**THE TASK**. Your task is to copy each line of the records that includes the string "inte".
*** Block opens ***
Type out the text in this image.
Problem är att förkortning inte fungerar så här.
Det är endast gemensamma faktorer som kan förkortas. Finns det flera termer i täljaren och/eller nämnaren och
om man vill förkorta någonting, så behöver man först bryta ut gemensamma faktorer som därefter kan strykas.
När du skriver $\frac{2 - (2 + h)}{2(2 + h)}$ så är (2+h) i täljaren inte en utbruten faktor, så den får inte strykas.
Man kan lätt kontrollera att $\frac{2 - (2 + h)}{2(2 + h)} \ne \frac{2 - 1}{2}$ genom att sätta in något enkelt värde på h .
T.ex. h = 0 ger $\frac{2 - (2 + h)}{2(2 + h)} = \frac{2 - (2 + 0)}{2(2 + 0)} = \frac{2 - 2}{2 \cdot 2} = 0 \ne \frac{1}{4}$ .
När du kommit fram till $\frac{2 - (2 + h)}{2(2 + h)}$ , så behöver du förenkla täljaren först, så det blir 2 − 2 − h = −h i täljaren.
*** Block closes ***
**EXERCISE ANSWER**.
Problem är att förkortning inte fungerar så här.
När du skriver $\frac{2 - (2 + h)}{2(2 + h)}$ så är (2+h) i täljaren inte en utbruten faktor, så den får inte strykas.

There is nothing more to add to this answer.